• Aim of the exercise:
Extract and list every line that contains the word "وقال".

• Given records:
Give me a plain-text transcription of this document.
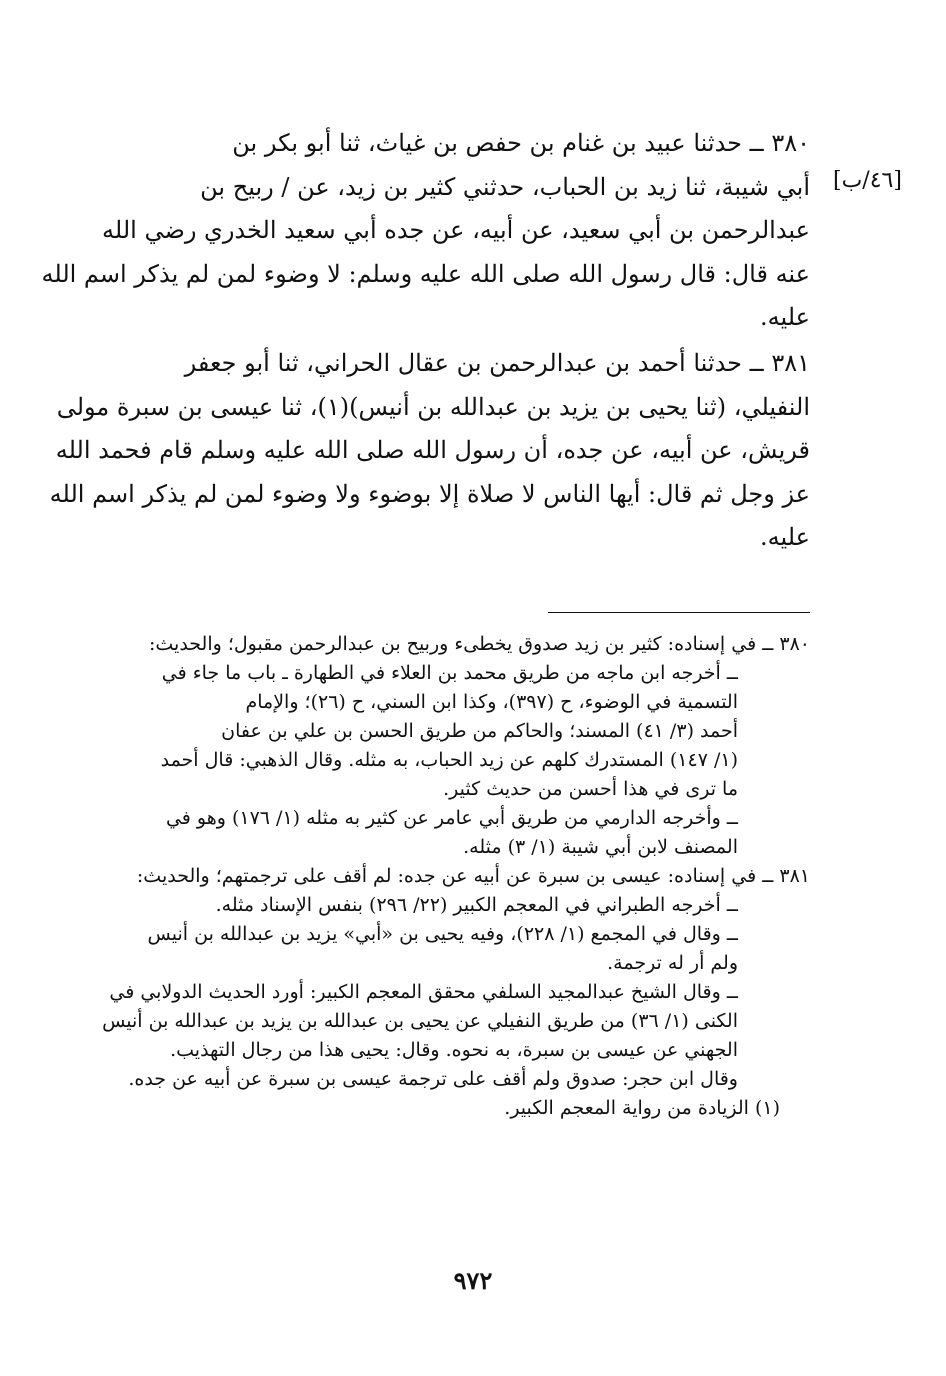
[٤٦/ب]
٣٨٠ ــ حدثنا عبيد بن غنام بن حفص بن غياث، ثنا أبو بكر بن
أبي شيبة، ثنا زيد بن الحباب، حدثني كثير بن زيد، عن / ربيح بن
عبدالرحمن بن أبي سعيد، عن أبيه، عن جده أبي سعيد الخدري رضي الله
عنه قال: قال رسول الله صلى الله عليه وسلم: لا وضوء لمن لم يذكر اسم الله
عليه.
٣٨١ ــ حدثنا أحمد بن عبدالرحمن بن عقال الحراني، ثنا أبو جعفر
النفيلي، (ثنا يحيى بن يزيد بن عبدالله بن أنيس)(١)، ثنا عيسى بن سبرة مولى
قريش، عن أبيه، عن جده، أن رسول الله صلى الله عليه وسلم قام فحمد الله
عز وجل ثم قال: أيها الناس لا صلاة إلا بوضوء ولا وضوء لمن لم يذكر اسم الله
عليه.
٣٨٠ ــ في إسناده: كثير بن زيد صدوق يخطىء وربيح بن عبدالرحمن مقبول؛ والحديث:
ــ أخرجه ابن ماجه من طريق محمد بن العلاء في الطهارة ـ باب ما جاء في
التسمية في الوضوء، ح (٣٩٧)، وكذا ابن السني، ح (٢٦)؛ والإمام
أحمد (٣/ ٤١) المسند؛ والحاكم من طريق الحسن بن علي بن عفان
(١/ ١٤٧) المستدرك كلهم عن زيد الحباب، به مثله. وقال الذهبي: قال أحمد
ما ترى في هذا أحسن من حديث كثير.
ــ وأخرجه الدارمي من طريق أبي عامر عن كثير به مثله (١/ ١٧٦) وهو في
المصنف لابن أبي شيبة (١/ ٣) مثله.
٣٨١ ــ في إسناده: عيسى بن سبرة عن أبيه عن جده: لم أقف على ترجمتهم؛ والحديث:
ــ أخرجه الطبراني في المعجم الكبير (٢٢/ ٢٩٦) بنفس الإسناد مثله.
ــ وقال في المجمع (١/ ٢٢٨)، وفيه يحيى بن «أبي» يزيد بن عبدالله بن أنيس
ولم أر له ترجمة.
ــ وقال الشيخ عبدالمجيد السلفي محقق المعجم الكبير: أورد الحديث الدولابي في
الكنى (١/ ٣٦) من طريق النفيلي عن يحيى بن عبدالله بن يزيد بن عبدالله بن أنيس
الجهني عن عيسى بن سبرة، به نحوه. وقال: يحيى هذا من رجال التهذيب.
وقال ابن حجر: صدوق ولم أقف على ترجمة عيسى بن سبرة عن أبيه عن جده.
(١) الزيادة من رواية المعجم الكبير.
٩٧٢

• Response below:
(١/ ١٤٧) المستدرك كلهم عن زيد الحباب، به مثله. وقال الذهبي: قال أحمد
ــ وقال في المجمع (١/ ٢٢٨)، وفيه يحيى بن «أبي» يزيد بن عبدالله بن أنيس
ــ وقال الشيخ عبدالمجيد السلفي محقق المعجم الكبير: أورد الحديث الدولابي في
الجهني عن عيسى بن سبرة، به نحوه. وقال: يحيى هذا من رجال التهذيب.
وقال ابن حجر: صدوق ولم أقف على ترجمة عيسى بن سبرة عن أبيه عن جده.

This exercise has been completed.